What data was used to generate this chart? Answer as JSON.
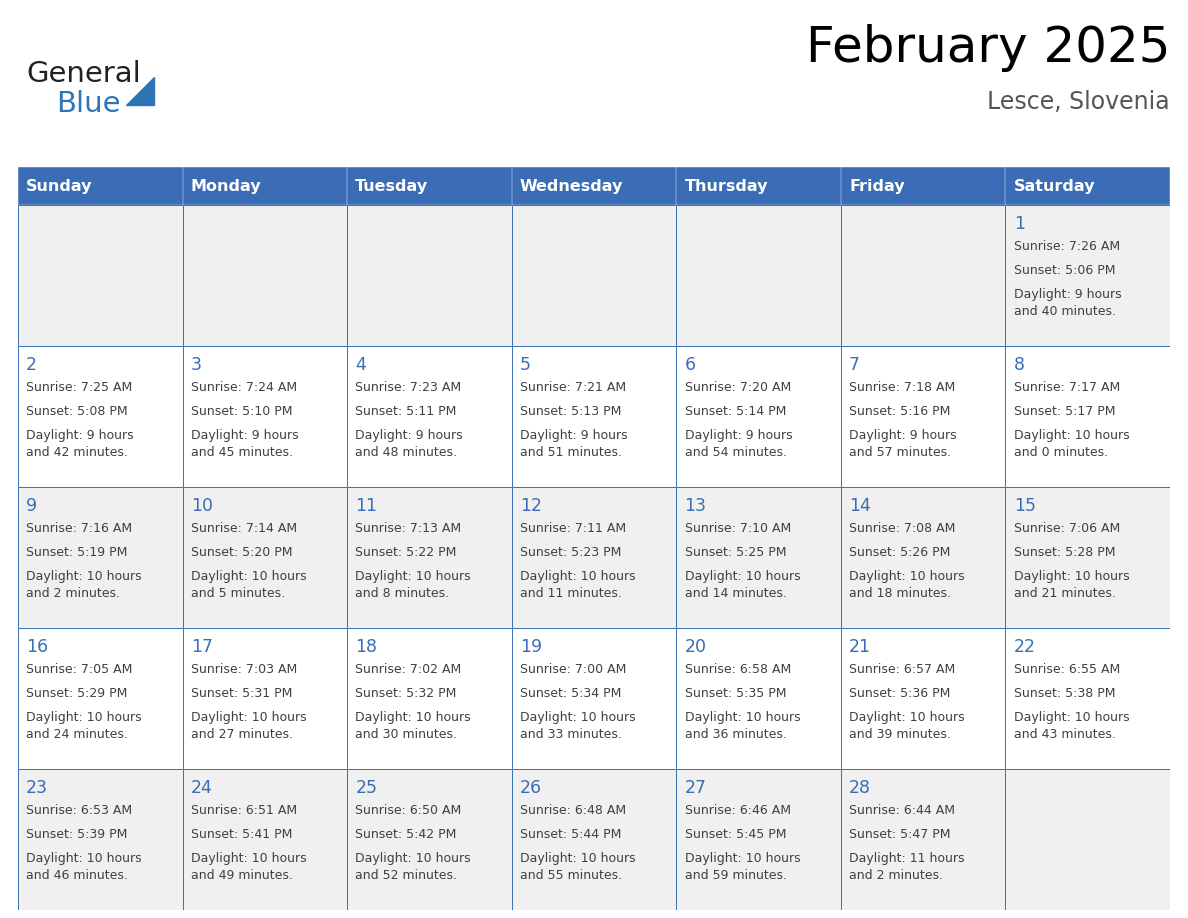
{
  "title": "February 2025",
  "subtitle": "Lesce, Slovenia",
  "days_of_week": [
    "Sunday",
    "Monday",
    "Tuesday",
    "Wednesday",
    "Thursday",
    "Friday",
    "Saturday"
  ],
  "header_bg": "#3A6DB5",
  "header_text": "#FFFFFF",
  "cell_bg_odd": "#F0F0F0",
  "cell_bg_even": "#FFFFFF",
  "cell_border": "#3A6DB5",
  "day_number_color": "#3A6DB5",
  "info_text_color": "#404040",
  "logo_general_color": "#222222",
  "logo_blue_color": "#2E75B6",
  "calendar": [
    [
      null,
      null,
      null,
      null,
      null,
      null,
      {
        "day": 1,
        "sunrise": "7:26 AM",
        "sunset": "5:06 PM",
        "daylight": "9 hours\nand 40 minutes."
      }
    ],
    [
      {
        "day": 2,
        "sunrise": "7:25 AM",
        "sunset": "5:08 PM",
        "daylight": "9 hours\nand 42 minutes."
      },
      {
        "day": 3,
        "sunrise": "7:24 AM",
        "sunset": "5:10 PM",
        "daylight": "9 hours\nand 45 minutes."
      },
      {
        "day": 4,
        "sunrise": "7:23 AM",
        "sunset": "5:11 PM",
        "daylight": "9 hours\nand 48 minutes."
      },
      {
        "day": 5,
        "sunrise": "7:21 AM",
        "sunset": "5:13 PM",
        "daylight": "9 hours\nand 51 minutes."
      },
      {
        "day": 6,
        "sunrise": "7:20 AM",
        "sunset": "5:14 PM",
        "daylight": "9 hours\nand 54 minutes."
      },
      {
        "day": 7,
        "sunrise": "7:18 AM",
        "sunset": "5:16 PM",
        "daylight": "9 hours\nand 57 minutes."
      },
      {
        "day": 8,
        "sunrise": "7:17 AM",
        "sunset": "5:17 PM",
        "daylight": "10 hours\nand 0 minutes."
      }
    ],
    [
      {
        "day": 9,
        "sunrise": "7:16 AM",
        "sunset": "5:19 PM",
        "daylight": "10 hours\nand 2 minutes."
      },
      {
        "day": 10,
        "sunrise": "7:14 AM",
        "sunset": "5:20 PM",
        "daylight": "10 hours\nand 5 minutes."
      },
      {
        "day": 11,
        "sunrise": "7:13 AM",
        "sunset": "5:22 PM",
        "daylight": "10 hours\nand 8 minutes."
      },
      {
        "day": 12,
        "sunrise": "7:11 AM",
        "sunset": "5:23 PM",
        "daylight": "10 hours\nand 11 minutes."
      },
      {
        "day": 13,
        "sunrise": "7:10 AM",
        "sunset": "5:25 PM",
        "daylight": "10 hours\nand 14 minutes."
      },
      {
        "day": 14,
        "sunrise": "7:08 AM",
        "sunset": "5:26 PM",
        "daylight": "10 hours\nand 18 minutes."
      },
      {
        "day": 15,
        "sunrise": "7:06 AM",
        "sunset": "5:28 PM",
        "daylight": "10 hours\nand 21 minutes."
      }
    ],
    [
      {
        "day": 16,
        "sunrise": "7:05 AM",
        "sunset": "5:29 PM",
        "daylight": "10 hours\nand 24 minutes."
      },
      {
        "day": 17,
        "sunrise": "7:03 AM",
        "sunset": "5:31 PM",
        "daylight": "10 hours\nand 27 minutes."
      },
      {
        "day": 18,
        "sunrise": "7:02 AM",
        "sunset": "5:32 PM",
        "daylight": "10 hours\nand 30 minutes."
      },
      {
        "day": 19,
        "sunrise": "7:00 AM",
        "sunset": "5:34 PM",
        "daylight": "10 hours\nand 33 minutes."
      },
      {
        "day": 20,
        "sunrise": "6:58 AM",
        "sunset": "5:35 PM",
        "daylight": "10 hours\nand 36 minutes."
      },
      {
        "day": 21,
        "sunrise": "6:57 AM",
        "sunset": "5:36 PM",
        "daylight": "10 hours\nand 39 minutes."
      },
      {
        "day": 22,
        "sunrise": "6:55 AM",
        "sunset": "5:38 PM",
        "daylight": "10 hours\nand 43 minutes."
      }
    ],
    [
      {
        "day": 23,
        "sunrise": "6:53 AM",
        "sunset": "5:39 PM",
        "daylight": "10 hours\nand 46 minutes."
      },
      {
        "day": 24,
        "sunrise": "6:51 AM",
        "sunset": "5:41 PM",
        "daylight": "10 hours\nand 49 minutes."
      },
      {
        "day": 25,
        "sunrise": "6:50 AM",
        "sunset": "5:42 PM",
        "daylight": "10 hours\nand 52 minutes."
      },
      {
        "day": 26,
        "sunrise": "6:48 AM",
        "sunset": "5:44 PM",
        "daylight": "10 hours\nand 55 minutes."
      },
      {
        "day": 27,
        "sunrise": "6:46 AM",
        "sunset": "5:45 PM",
        "daylight": "10 hours\nand 59 minutes."
      },
      {
        "day": 28,
        "sunrise": "6:44 AM",
        "sunset": "5:47 PM",
        "daylight": "11 hours\nand 2 minutes."
      },
      null
    ]
  ],
  "figsize": [
    11.88,
    9.18
  ],
  "dpi": 100
}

» **Problem to work on**
Only the count is wanted: report how many lines of the material above hold the word "FFFFFF".

» **Written answer**
2